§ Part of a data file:
================================
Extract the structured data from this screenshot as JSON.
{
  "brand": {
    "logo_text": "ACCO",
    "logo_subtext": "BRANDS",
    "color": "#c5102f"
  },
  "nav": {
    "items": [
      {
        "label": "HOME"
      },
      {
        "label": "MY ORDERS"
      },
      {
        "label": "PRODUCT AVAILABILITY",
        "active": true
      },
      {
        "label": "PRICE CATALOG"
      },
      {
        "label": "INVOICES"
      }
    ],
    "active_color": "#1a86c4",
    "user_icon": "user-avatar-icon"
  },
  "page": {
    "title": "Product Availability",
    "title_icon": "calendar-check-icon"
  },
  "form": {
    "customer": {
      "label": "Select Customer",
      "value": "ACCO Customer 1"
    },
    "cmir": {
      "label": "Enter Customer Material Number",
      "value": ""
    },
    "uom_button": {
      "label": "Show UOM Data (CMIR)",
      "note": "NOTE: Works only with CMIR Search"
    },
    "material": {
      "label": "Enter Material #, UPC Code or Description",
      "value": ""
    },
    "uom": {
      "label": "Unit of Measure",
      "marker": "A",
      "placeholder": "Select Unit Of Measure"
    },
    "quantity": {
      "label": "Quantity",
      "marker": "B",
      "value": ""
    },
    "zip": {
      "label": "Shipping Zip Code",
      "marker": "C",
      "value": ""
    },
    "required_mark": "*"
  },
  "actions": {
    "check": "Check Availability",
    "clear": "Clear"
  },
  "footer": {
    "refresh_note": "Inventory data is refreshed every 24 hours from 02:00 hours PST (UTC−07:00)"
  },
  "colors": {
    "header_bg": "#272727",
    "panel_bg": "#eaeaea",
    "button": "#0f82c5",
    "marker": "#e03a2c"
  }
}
================================
§ REQUIREMENT:
Determine how many lines above contain "icon" as a word or string. Give the number alone.

§ COMPLETE OUTPUT:
2